==== Exercise materials

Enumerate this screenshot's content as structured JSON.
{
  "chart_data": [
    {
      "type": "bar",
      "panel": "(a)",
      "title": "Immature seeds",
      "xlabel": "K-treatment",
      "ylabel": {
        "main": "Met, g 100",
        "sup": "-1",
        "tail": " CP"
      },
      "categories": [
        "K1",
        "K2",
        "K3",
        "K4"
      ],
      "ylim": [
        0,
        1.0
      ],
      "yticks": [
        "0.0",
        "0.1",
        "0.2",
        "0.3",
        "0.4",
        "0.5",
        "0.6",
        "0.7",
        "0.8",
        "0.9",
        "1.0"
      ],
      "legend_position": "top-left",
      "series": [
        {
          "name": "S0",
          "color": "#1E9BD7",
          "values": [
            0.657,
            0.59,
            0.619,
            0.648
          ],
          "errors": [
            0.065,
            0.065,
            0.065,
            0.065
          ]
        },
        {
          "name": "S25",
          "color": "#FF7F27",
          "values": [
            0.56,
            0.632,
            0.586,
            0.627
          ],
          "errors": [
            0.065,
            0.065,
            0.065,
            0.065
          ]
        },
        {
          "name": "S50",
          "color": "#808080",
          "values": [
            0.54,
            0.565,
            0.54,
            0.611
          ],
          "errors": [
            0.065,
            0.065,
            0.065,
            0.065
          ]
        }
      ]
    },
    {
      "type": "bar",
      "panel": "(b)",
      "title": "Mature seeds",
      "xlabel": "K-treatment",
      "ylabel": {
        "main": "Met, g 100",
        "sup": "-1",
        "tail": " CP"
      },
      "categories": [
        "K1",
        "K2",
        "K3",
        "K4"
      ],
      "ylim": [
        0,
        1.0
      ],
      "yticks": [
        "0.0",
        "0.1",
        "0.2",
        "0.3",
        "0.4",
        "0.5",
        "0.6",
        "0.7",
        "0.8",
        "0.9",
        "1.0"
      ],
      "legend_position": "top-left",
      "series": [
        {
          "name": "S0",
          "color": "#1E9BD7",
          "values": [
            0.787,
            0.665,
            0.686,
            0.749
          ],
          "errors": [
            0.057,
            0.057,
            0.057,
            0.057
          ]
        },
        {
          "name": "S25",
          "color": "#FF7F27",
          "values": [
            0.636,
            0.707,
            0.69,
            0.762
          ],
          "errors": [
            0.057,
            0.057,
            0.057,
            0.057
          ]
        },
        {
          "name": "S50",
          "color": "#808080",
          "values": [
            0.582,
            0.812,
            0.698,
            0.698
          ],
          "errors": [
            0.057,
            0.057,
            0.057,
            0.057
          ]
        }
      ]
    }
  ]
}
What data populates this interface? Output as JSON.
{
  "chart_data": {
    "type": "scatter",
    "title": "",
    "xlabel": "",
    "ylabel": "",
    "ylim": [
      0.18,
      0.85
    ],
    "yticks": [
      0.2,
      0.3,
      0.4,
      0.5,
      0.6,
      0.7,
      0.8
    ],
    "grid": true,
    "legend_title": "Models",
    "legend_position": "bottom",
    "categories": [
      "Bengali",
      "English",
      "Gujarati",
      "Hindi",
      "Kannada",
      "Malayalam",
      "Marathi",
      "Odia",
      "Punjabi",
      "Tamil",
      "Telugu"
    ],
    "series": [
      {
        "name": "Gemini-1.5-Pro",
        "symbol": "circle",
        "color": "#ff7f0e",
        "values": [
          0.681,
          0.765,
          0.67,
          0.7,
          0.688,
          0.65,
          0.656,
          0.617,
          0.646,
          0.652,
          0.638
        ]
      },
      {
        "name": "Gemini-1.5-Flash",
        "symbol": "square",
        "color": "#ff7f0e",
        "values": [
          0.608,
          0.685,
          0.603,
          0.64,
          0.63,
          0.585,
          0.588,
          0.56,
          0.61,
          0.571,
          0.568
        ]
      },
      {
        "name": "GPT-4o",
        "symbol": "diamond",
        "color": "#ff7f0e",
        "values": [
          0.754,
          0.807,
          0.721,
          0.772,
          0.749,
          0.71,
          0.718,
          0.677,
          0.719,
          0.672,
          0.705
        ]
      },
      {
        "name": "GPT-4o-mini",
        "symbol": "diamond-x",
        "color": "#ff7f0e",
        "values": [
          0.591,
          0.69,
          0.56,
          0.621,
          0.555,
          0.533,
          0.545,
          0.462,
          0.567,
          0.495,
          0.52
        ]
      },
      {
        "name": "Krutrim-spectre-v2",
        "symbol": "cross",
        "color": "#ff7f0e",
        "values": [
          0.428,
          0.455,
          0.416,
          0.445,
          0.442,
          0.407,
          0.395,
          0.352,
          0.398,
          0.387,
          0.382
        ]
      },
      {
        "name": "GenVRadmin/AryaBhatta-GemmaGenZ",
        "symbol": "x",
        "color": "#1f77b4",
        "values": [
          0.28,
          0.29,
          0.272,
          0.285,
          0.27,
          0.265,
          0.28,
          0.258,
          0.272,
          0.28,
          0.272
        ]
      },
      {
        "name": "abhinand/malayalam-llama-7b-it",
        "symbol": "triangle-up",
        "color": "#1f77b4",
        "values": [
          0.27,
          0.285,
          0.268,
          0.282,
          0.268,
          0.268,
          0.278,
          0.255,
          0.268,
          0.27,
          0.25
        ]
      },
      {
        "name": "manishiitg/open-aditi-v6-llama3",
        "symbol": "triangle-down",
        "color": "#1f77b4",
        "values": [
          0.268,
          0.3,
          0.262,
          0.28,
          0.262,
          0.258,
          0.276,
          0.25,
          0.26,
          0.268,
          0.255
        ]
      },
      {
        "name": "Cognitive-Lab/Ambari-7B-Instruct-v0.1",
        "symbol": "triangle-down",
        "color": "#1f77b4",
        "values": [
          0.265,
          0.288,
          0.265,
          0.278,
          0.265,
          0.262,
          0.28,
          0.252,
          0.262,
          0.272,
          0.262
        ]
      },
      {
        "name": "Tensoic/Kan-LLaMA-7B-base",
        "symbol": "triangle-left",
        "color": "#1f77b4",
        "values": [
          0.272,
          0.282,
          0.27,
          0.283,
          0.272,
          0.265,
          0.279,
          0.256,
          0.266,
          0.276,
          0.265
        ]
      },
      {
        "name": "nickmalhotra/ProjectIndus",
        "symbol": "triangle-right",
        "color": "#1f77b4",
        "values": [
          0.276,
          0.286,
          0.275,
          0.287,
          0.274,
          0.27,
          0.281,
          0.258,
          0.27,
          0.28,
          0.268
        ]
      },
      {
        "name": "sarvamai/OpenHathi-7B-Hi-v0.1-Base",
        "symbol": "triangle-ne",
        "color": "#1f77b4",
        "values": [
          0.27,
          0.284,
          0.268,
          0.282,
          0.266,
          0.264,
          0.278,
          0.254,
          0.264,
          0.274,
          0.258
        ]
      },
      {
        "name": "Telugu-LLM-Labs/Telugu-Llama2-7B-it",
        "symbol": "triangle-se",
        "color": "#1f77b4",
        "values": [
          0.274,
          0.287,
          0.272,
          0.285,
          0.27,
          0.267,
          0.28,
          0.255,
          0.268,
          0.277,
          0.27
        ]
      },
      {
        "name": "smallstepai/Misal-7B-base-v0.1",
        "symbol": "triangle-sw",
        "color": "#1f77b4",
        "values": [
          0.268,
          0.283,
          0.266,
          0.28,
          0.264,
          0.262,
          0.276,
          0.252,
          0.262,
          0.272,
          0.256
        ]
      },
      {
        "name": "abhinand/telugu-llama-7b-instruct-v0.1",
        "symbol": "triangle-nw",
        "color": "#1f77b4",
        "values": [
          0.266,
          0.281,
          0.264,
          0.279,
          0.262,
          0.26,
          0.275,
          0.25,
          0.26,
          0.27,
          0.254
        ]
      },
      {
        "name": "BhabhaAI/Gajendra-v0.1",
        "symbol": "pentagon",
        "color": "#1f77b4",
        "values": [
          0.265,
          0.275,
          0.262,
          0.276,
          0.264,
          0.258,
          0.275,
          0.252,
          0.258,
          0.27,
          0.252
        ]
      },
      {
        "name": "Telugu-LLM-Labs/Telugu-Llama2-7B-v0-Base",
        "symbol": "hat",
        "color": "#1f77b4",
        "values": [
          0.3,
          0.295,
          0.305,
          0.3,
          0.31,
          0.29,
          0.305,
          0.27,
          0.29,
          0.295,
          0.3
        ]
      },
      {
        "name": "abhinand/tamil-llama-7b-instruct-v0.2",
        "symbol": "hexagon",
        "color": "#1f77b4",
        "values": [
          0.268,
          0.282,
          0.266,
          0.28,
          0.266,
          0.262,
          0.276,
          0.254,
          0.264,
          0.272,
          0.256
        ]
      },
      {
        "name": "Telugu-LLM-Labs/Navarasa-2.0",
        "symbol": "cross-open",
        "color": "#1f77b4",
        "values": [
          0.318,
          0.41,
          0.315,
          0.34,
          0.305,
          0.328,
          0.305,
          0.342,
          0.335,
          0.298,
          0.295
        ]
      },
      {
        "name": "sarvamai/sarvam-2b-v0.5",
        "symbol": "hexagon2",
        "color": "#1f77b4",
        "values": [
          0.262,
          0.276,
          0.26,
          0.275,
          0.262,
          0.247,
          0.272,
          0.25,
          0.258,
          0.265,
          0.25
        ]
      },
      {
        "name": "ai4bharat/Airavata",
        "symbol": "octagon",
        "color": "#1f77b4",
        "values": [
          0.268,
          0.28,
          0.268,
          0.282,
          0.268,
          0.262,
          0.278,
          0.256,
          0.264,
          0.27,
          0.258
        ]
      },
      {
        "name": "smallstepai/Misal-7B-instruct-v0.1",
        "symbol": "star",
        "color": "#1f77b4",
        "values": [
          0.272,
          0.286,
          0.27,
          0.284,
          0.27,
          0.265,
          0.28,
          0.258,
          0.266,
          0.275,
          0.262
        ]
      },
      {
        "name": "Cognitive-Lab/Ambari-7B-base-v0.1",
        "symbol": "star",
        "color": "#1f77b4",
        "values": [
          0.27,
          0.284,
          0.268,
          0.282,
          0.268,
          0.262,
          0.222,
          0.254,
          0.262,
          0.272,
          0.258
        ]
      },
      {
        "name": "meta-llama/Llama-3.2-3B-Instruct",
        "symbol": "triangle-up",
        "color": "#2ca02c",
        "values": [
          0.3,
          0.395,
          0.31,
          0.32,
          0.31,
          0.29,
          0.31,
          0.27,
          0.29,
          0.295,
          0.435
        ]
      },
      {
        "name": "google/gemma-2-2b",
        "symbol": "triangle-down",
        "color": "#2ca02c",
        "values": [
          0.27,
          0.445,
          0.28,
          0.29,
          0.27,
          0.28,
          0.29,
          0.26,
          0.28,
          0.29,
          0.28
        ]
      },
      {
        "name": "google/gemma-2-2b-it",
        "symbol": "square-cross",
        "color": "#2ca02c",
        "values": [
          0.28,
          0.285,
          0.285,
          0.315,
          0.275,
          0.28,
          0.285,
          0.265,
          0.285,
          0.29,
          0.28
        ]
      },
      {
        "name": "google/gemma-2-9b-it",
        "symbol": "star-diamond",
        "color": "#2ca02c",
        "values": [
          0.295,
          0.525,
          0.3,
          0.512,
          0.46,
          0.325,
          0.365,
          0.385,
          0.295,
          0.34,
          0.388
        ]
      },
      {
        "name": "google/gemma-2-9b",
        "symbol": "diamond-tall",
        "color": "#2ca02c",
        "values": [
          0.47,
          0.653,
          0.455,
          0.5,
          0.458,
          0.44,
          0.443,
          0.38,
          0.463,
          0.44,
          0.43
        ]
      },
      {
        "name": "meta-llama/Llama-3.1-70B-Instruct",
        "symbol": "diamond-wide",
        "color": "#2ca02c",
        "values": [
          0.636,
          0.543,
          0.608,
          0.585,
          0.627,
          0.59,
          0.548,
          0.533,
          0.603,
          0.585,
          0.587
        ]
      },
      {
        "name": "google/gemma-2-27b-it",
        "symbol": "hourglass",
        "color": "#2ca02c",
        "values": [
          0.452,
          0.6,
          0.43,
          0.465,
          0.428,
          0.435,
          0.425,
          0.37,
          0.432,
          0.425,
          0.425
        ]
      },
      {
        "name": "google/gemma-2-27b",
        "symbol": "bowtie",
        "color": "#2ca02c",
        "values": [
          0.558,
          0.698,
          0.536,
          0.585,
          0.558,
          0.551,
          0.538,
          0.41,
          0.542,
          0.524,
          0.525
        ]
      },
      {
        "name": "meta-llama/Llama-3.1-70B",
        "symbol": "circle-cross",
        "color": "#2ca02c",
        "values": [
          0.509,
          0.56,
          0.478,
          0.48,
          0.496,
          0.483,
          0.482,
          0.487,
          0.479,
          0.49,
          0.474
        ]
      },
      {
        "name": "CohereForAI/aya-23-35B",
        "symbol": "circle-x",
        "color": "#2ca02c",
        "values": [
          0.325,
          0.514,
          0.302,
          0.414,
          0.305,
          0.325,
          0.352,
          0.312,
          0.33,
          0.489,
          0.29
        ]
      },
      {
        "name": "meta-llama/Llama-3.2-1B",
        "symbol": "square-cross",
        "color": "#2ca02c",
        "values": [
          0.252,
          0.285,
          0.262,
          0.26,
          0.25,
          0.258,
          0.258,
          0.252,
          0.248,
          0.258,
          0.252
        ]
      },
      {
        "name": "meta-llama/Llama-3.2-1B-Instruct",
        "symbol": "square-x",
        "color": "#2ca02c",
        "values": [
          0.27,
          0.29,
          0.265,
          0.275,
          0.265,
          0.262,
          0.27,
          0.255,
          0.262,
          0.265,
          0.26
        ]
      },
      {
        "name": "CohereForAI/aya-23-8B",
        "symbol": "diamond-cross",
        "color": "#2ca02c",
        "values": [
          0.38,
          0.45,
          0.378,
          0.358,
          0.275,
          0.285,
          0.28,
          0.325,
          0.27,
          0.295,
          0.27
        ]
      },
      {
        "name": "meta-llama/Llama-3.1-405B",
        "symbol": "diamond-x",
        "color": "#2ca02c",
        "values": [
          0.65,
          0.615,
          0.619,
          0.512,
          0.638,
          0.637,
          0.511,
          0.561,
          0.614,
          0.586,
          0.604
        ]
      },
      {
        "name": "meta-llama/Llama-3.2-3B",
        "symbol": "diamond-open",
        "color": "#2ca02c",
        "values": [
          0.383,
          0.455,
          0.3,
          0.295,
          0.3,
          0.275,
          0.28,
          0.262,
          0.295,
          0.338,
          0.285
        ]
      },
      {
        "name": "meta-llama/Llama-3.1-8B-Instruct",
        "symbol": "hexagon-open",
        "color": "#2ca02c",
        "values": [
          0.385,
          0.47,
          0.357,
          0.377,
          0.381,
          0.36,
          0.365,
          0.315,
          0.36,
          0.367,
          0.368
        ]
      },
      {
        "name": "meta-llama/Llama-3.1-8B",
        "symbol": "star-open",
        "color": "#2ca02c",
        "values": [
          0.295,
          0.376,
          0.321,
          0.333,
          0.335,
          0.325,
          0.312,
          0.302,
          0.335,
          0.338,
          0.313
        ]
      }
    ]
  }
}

========

Problem details:
Find every line in the records above that holds the word "seeds", and copy each one.

Task result:
      "title": "Immature seeds",
      "title": "Mature seeds",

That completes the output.